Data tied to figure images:
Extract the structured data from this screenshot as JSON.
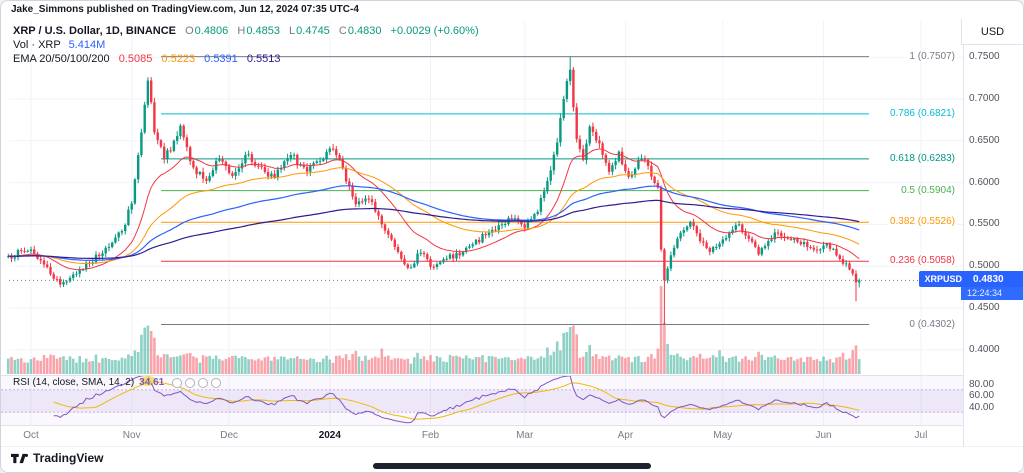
{
  "meta": {
    "published": "Jake_Simmons published on TradingView.com, Jun 12, 2024 07:35 UTC-4"
  },
  "header": {
    "symbol": "XRP / U.S. Dollar, 1D, BINANCE",
    "ohlc": {
      "o_label": "O",
      "o": "0.4806",
      "h_label": "H",
      "h": "0.4853",
      "l_label": "L",
      "l": "0.4745",
      "c_label": "C",
      "c": "0.4830",
      "change": "+0.0029 (+0.60%)"
    },
    "volume_row": {
      "label": "Vol · XRP",
      "value": "5.414M"
    },
    "ema_row": {
      "label": "EMA 20/50/100/200",
      "values": [
        "0.5085",
        "0.5223",
        "0.5391",
        "0.5513"
      ],
      "colors": [
        "#f23645",
        "#ff9800",
        "#2962ff",
        "#311b92"
      ]
    }
  },
  "price_scale": {
    "currency": "USD",
    "ticks": [
      "0.7500",
      "0.7000",
      "0.6500",
      "0.6000",
      "0.5500",
      "0.5000",
      "0.4500",
      "0.4000"
    ],
    "tick_values": [
      0.75,
      0.7,
      0.65,
      0.6,
      0.55,
      0.5,
      0.45,
      0.4
    ]
  },
  "price_badge": {
    "symbol": "XRPUSD",
    "price": "0.4830",
    "countdown": "12:24:34",
    "value": 0.483,
    "color": "#2962ff"
  },
  "fib_levels": [
    {
      "label": "1 (0.7507)",
      "value": 0.7507,
      "color": "#787b86"
    },
    {
      "label": "0.786 (0.6821)",
      "value": 0.6821,
      "color": "#00bcd4"
    },
    {
      "label": "0.618 (0.6283)",
      "value": 0.6283,
      "color": "#009688"
    },
    {
      "label": "0.5 (0.5904)",
      "value": 0.5904,
      "color": "#4caf50"
    },
    {
      "label": "0.382 (0.5526)",
      "value": 0.5526,
      "color": "#ff9800"
    },
    {
      "label": "0.236 (0.5058)",
      "value": 0.5058,
      "color": "#f23645"
    },
    {
      "label": "0 (0.4302)",
      "value": 0.4302,
      "color": "#787b86"
    }
  ],
  "rsi": {
    "legend": "RSI (14, close, SMA, 14, 2)",
    "value": "34.61",
    "ticks": [
      "80.00",
      "60.00",
      "40.00"
    ],
    "tick_values": [
      80,
      60,
      40
    ],
    "line_color": "#7e57c2",
    "sma_color": "#f0b90b",
    "band_color": "rgba(126,87,194,0.1)"
  },
  "time_axis": {
    "labels": [
      {
        "text": "Oct",
        "day": 0
      },
      {
        "text": "Nov",
        "day": 31
      },
      {
        "text": "Dec",
        "day": 61
      },
      {
        "text": "2024",
        "day": 92,
        "year": true
      },
      {
        "text": "Feb",
        "day": 123
      },
      {
        "text": "Mar",
        "day": 152
      },
      {
        "text": "Apr",
        "day": 183
      },
      {
        "text": "May",
        "day": 213
      },
      {
        "text": "Jun",
        "day": 244
      },
      {
        "text": "Jul",
        "day": 274
      }
    ]
  },
  "footer": {
    "logo_text": "TradingView"
  },
  "chart_data": {
    "type": "candlestick",
    "symbol": "XRPUSD",
    "exchange": "BINANCE",
    "timeframe": "1D",
    "title": "XRP / U.S. Dollar",
    "ylim": [
      0.38,
      0.78
    ],
    "up_color": "#089981",
    "down_color": "#f23645",
    "last_candle": {
      "o": 0.4806,
      "h": 0.4853,
      "l": 0.4745,
      "c": 0.483
    },
    "price_path": [
      [
        -7,
        0.512
      ],
      [
        0,
        0.52
      ],
      [
        4,
        0.502
      ],
      [
        9,
        0.478
      ],
      [
        13,
        0.49
      ],
      [
        18,
        0.503
      ],
      [
        23,
        0.522
      ],
      [
        28,
        0.542
      ],
      [
        31,
        0.575
      ],
      [
        34,
        0.66
      ],
      [
        36,
        0.722
      ],
      [
        38,
        0.66
      ],
      [
        41,
        0.628
      ],
      [
        44,
        0.65
      ],
      [
        46,
        0.668
      ],
      [
        50,
        0.618
      ],
      [
        54,
        0.602
      ],
      [
        58,
        0.628
      ],
      [
        62,
        0.608
      ],
      [
        66,
        0.633
      ],
      [
        70,
        0.62
      ],
      [
        75,
        0.606
      ],
      [
        80,
        0.633
      ],
      [
        85,
        0.613
      ],
      [
        90,
        0.628
      ],
      [
        93,
        0.64
      ],
      [
        96,
        0.617
      ],
      [
        100,
        0.574
      ],
      [
        104,
        0.58
      ],
      [
        108,
        0.55
      ],
      [
        112,
        0.523
      ],
      [
        116,
        0.498
      ],
      [
        120,
        0.516
      ],
      [
        124,
        0.499
      ],
      [
        128,
        0.509
      ],
      [
        132,
        0.513
      ],
      [
        136,
        0.526
      ],
      [
        140,
        0.537
      ],
      [
        144,
        0.549
      ],
      [
        148,
        0.557
      ],
      [
        152,
        0.546
      ],
      [
        156,
        0.565
      ],
      [
        159,
        0.602
      ],
      [
        162,
        0.648
      ],
      [
        164,
        0.7
      ],
      [
        166,
        0.735
      ],
      [
        168,
        0.652
      ],
      [
        170,
        0.627
      ],
      [
        172,
        0.667
      ],
      [
        175,
        0.647
      ],
      [
        178,
        0.613
      ],
      [
        181,
        0.637
      ],
      [
        184,
        0.607
      ],
      [
        187,
        0.627
      ],
      [
        190,
        0.62
      ],
      [
        193,
        0.594
      ],
      [
        194,
        0.52
      ],
      [
        195,
        0.483
      ],
      [
        197,
        0.513
      ],
      [
        200,
        0.54
      ],
      [
        203,
        0.553
      ],
      [
        206,
        0.53
      ],
      [
        209,
        0.517
      ],
      [
        212,
        0.527
      ],
      [
        215,
        0.54
      ],
      [
        218,
        0.55
      ],
      [
        221,
        0.533
      ],
      [
        224,
        0.514
      ],
      [
        227,
        0.53
      ],
      [
        230,
        0.54
      ],
      [
        233,
        0.533
      ],
      [
        236,
        0.529
      ],
      [
        239,
        0.523
      ],
      [
        242,
        0.519
      ],
      [
        245,
        0.527
      ],
      [
        248,
        0.513
      ],
      [
        250,
        0.503
      ],
      [
        252,
        0.496
      ],
      [
        254,
        0.4806
      ],
      [
        255,
        0.483
      ]
    ],
    "overrides": {
      "166": {
        "h": 0.7507
      },
      "195": {
        "l": 0.4302
      },
      "254": {
        "l": 0.458
      },
      "255": {
        "o": 0.4806,
        "h": 0.4853,
        "l": 0.4745,
        "c": 0.483
      }
    },
    "volume_spikes": {
      "34": 3.2,
      "35": 4.2,
      "36": 5.6,
      "37": 3.4,
      "38": 2.4,
      "100": 2.2,
      "108": 1.8,
      "159": 2,
      "162": 2.6,
      "164": 3.6,
      "165": 4.4,
      "166": 5.8,
      "167": 3.2,
      "168": 2.6,
      "172": 2,
      "193": 2.6,
      "194": 6.2,
      "195": 4,
      "196": 2.4,
      "212": 1.6,
      "224": 2,
      "250": 1.6,
      "253": 1.8,
      "254": 2
    }
  }
}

▶ EXERCISE PROMPT
Exclude the pictures, and transcribe all of the material exactly.

▶ RESPONSE TO THIS EXERCISE
Extract the structured data from this screenshot as JSON.
{
  "meta": {
    "published": "Jake_Simmons published on TradingView.com, Jun 12, 2024 07:35 UTC-4"
  },
  "header": {
    "symbol": "XRP / U.S. Dollar, 1D, BINANCE",
    "ohlc": {
      "o_label": "O",
      "o": "0.4806",
      "h_label": "H",
      "h": "0.4853",
      "l_label": "L",
      "l": "0.4745",
      "c_label": "C",
      "c": "0.4830",
      "change": "+0.0029 (+0.60%)"
    },
    "volume_row": {
      "label": "Vol · XRP",
      "value": "5.414M"
    },
    "ema_row": {
      "label": "EMA 20/50/100/200",
      "values": [
        "0.5085",
        "0.5223",
        "0.5391",
        "0.5513"
      ],
      "colors": [
        "#f23645",
        "#ff9800",
        "#2962ff",
        "#311b92"
      ]
    }
  },
  "price_scale": {
    "currency": "USD",
    "ticks": [
      "0.7500",
      "0.7000",
      "0.6500",
      "0.6000",
      "0.5500",
      "0.5000",
      "0.4500",
      "0.4000"
    ],
    "tick_values": [
      0.75,
      0.7,
      0.65,
      0.6,
      0.55,
      0.5,
      0.45,
      0.4
    ]
  },
  "price_badge": {
    "symbol": "XRPUSD",
    "price": "0.4830",
    "countdown": "12:24:34",
    "value": 0.483,
    "color": "#2962ff"
  },
  "fib_levels": [
    {
      "label": "1 (0.7507)",
      "value": 0.7507,
      "color": "#787b86"
    },
    {
      "label": "0.786 (0.6821)",
      "value": 0.6821,
      "color": "#00bcd4"
    },
    {
      "label": "0.618 (0.6283)",
      "value": 0.6283,
      "color": "#009688"
    },
    {
      "label": "0.5 (0.5904)",
      "value": 0.5904,
      "color": "#4caf50"
    },
    {
      "label": "0.382 (0.5526)",
      "value": 0.5526,
      "color": "#ff9800"
    },
    {
      "label": "0.236 (0.5058)",
      "value": 0.5058,
      "color": "#f23645"
    },
    {
      "label": "0 (0.4302)",
      "value": 0.4302,
      "color": "#787b86"
    }
  ],
  "rsi": {
    "legend": "RSI (14, close, SMA, 14, 2)",
    "value": "34.61",
    "ticks": [
      "80.00",
      "60.00",
      "40.00"
    ],
    "tick_values": [
      80,
      60,
      40
    ],
    "line_color": "#7e57c2",
    "sma_color": "#f0b90b",
    "band_color": "rgba(126,87,194,0.1)"
  },
  "time_axis": {
    "labels": [
      {
        "text": "Oct",
        "day": 0
      },
      {
        "text": "Nov",
        "day": 31
      },
      {
        "text": "Dec",
        "day": 61
      },
      {
        "text": "2024",
        "day": 92,
        "year": true
      },
      {
        "text": "Feb",
        "day": 123
      },
      {
        "text": "Mar",
        "day": 152
      },
      {
        "text": "Apr",
        "day": 183
      },
      {
        "text": "May",
        "day": 213
      },
      {
        "text": "Jun",
        "day": 244
      },
      {
        "text": "Jul",
        "day": 274
      }
    ]
  },
  "footer": {
    "logo_text": "TradingView"
  },
  "chart_data": {
    "type": "candlestick",
    "symbol": "XRPUSD",
    "exchange": "BINANCE",
    "timeframe": "1D",
    "title": "XRP / U.S. Dollar",
    "ylim": [
      0.38,
      0.78
    ],
    "up_color": "#089981",
    "down_color": "#f23645",
    "last_candle": {
      "o": 0.4806,
      "h": 0.4853,
      "l": 0.4745,
      "c": 0.483
    },
    "price_path": [
      [
        -7,
        0.512
      ],
      [
        0,
        0.52
      ],
      [
        4,
        0.502
      ],
      [
        9,
        0.478
      ],
      [
        13,
        0.49
      ],
      [
        18,
        0.503
      ],
      [
        23,
        0.522
      ],
      [
        28,
        0.542
      ],
      [
        31,
        0.575
      ],
      [
        34,
        0.66
      ],
      [
        36,
        0.722
      ],
      [
        38,
        0.66
      ],
      [
        41,
        0.628
      ],
      [
        44,
        0.65
      ],
      [
        46,
        0.668
      ],
      [
        50,
        0.618
      ],
      [
        54,
        0.602
      ],
      [
        58,
        0.628
      ],
      [
        62,
        0.608
      ],
      [
        66,
        0.633
      ],
      [
        70,
        0.62
      ],
      [
        75,
        0.606
      ],
      [
        80,
        0.633
      ],
      [
        85,
        0.613
      ],
      [
        90,
        0.628
      ],
      [
        93,
        0.64
      ],
      [
        96,
        0.617
      ],
      [
        100,
        0.574
      ],
      [
        104,
        0.58
      ],
      [
        108,
        0.55
      ],
      [
        112,
        0.523
      ],
      [
        116,
        0.498
      ],
      [
        120,
        0.516
      ],
      [
        124,
        0.499
      ],
      [
        128,
        0.509
      ],
      [
        132,
        0.513
      ],
      [
        136,
        0.526
      ],
      [
        140,
        0.537
      ],
      [
        144,
        0.549
      ],
      [
        148,
        0.557
      ],
      [
        152,
        0.546
      ],
      [
        156,
        0.565
      ],
      [
        159,
        0.602
      ],
      [
        162,
        0.648
      ],
      [
        164,
        0.7
      ],
      [
        166,
        0.735
      ],
      [
        168,
        0.652
      ],
      [
        170,
        0.627
      ],
      [
        172,
        0.667
      ],
      [
        175,
        0.647
      ],
      [
        178,
        0.613
      ],
      [
        181,
        0.637
      ],
      [
        184,
        0.607
      ],
      [
        187,
        0.627
      ],
      [
        190,
        0.62
      ],
      [
        193,
        0.594
      ],
      [
        194,
        0.52
      ],
      [
        195,
        0.483
      ],
      [
        197,
        0.513
      ],
      [
        200,
        0.54
      ],
      [
        203,
        0.553
      ],
      [
        206,
        0.53
      ],
      [
        209,
        0.517
      ],
      [
        212,
        0.527
      ],
      [
        215,
        0.54
      ],
      [
        218,
        0.55
      ],
      [
        221,
        0.533
      ],
      [
        224,
        0.514
      ],
      [
        227,
        0.53
      ],
      [
        230,
        0.54
      ],
      [
        233,
        0.533
      ],
      [
        236,
        0.529
      ],
      [
        239,
        0.523
      ],
      [
        242,
        0.519
      ],
      [
        245,
        0.527
      ],
      [
        248,
        0.513
      ],
      [
        250,
        0.503
      ],
      [
        252,
        0.496
      ],
      [
        254,
        0.4806
      ],
      [
        255,
        0.483
      ]
    ],
    "overrides": {
      "166": {
        "h": 0.7507
      },
      "195": {
        "l": 0.4302
      },
      "254": {
        "l": 0.458
      },
      "255": {
        "o": 0.4806,
        "h": 0.4853,
        "l": 0.4745,
        "c": 0.483
      }
    },
    "volume_spikes": {
      "34": 3.2,
      "35": 4.2,
      "36": 5.6,
      "37": 3.4,
      "38": 2.4,
      "100": 2.2,
      "108": 1.8,
      "159": 2,
      "162": 2.6,
      "164": 3.6,
      "165": 4.4,
      "166": 5.8,
      "167": 3.2,
      "168": 2.6,
      "172": 2,
      "193": 2.6,
      "194": 6.2,
      "195": 4,
      "196": 2.4,
      "212": 1.6,
      "224": 2,
      "250": 1.6,
      "253": 1.8,
      "254": 2
    }
  }
}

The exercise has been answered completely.